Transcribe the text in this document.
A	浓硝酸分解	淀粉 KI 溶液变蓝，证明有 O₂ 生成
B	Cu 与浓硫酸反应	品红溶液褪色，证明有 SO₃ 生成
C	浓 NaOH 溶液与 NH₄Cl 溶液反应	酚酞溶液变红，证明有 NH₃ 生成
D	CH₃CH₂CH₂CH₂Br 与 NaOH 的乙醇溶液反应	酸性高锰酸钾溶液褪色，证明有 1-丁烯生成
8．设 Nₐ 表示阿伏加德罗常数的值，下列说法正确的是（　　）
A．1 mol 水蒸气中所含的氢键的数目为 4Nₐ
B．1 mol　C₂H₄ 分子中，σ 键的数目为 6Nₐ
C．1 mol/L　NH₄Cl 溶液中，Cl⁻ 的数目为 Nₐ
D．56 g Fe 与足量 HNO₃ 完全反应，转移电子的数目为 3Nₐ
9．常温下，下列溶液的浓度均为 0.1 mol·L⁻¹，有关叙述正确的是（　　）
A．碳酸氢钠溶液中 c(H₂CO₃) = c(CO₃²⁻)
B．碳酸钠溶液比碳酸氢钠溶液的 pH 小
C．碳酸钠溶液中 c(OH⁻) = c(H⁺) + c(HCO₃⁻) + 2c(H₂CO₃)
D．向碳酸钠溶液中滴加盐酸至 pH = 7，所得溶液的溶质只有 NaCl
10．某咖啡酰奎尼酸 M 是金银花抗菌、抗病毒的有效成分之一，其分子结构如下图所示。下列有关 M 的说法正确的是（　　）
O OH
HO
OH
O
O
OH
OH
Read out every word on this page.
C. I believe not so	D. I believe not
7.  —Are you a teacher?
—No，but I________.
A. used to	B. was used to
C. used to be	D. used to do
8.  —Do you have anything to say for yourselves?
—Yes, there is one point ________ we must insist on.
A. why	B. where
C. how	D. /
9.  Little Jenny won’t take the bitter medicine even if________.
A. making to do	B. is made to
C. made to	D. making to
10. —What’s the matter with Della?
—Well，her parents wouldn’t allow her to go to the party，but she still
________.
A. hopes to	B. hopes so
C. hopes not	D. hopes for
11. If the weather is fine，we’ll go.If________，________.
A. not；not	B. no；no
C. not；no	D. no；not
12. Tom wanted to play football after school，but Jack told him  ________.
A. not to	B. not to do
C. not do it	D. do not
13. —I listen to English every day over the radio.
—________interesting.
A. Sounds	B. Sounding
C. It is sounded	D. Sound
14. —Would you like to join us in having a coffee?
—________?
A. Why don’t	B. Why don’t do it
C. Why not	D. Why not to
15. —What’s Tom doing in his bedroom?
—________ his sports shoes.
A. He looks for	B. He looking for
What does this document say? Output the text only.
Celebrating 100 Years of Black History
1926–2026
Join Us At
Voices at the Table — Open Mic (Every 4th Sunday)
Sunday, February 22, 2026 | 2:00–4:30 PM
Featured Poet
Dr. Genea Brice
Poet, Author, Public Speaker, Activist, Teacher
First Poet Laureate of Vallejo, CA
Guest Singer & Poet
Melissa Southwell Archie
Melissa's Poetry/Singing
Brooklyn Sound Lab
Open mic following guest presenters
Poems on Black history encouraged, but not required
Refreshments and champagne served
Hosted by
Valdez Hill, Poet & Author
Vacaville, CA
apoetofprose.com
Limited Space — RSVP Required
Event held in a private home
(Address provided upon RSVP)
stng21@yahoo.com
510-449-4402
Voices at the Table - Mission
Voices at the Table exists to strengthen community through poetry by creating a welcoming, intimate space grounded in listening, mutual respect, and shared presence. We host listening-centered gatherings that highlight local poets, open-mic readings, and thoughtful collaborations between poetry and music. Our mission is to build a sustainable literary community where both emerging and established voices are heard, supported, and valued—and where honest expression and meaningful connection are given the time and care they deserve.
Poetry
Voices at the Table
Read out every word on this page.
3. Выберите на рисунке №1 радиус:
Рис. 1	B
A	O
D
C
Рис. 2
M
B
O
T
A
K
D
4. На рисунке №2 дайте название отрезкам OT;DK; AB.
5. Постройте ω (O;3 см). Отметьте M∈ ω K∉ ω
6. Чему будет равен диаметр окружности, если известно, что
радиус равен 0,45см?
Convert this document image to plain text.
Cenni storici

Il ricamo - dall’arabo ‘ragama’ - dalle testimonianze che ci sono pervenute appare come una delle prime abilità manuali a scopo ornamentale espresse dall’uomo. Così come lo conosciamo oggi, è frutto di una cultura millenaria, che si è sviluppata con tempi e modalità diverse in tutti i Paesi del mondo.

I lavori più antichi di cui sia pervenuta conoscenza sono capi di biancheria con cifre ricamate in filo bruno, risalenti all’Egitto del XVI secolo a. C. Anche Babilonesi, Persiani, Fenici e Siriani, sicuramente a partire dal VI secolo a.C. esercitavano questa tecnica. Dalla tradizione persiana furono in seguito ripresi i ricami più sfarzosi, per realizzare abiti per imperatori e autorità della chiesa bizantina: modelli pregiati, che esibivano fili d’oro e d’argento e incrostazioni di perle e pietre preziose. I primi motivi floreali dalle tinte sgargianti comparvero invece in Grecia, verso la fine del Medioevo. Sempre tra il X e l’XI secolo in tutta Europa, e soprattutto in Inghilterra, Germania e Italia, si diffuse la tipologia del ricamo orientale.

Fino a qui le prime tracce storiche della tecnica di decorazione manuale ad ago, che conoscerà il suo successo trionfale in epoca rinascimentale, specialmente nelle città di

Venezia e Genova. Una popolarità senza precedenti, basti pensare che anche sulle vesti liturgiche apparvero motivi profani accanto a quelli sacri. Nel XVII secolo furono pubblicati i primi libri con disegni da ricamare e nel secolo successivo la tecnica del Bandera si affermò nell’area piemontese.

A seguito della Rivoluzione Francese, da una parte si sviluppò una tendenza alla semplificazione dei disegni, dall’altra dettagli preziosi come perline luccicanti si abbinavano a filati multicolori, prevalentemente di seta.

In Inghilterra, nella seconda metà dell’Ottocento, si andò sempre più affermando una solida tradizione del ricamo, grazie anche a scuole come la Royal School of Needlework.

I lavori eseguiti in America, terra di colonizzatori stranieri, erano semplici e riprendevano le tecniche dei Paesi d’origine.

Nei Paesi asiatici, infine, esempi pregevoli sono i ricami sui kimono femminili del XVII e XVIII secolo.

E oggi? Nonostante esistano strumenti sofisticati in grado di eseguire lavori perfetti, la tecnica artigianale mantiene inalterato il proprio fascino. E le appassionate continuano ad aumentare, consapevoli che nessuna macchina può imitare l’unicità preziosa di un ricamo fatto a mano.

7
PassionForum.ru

* Directions for this task: Extract lines where the string "Melissa" occurs.

* Result for this task:
Melissa Southwell Archie
Melissa's Poetry/Singing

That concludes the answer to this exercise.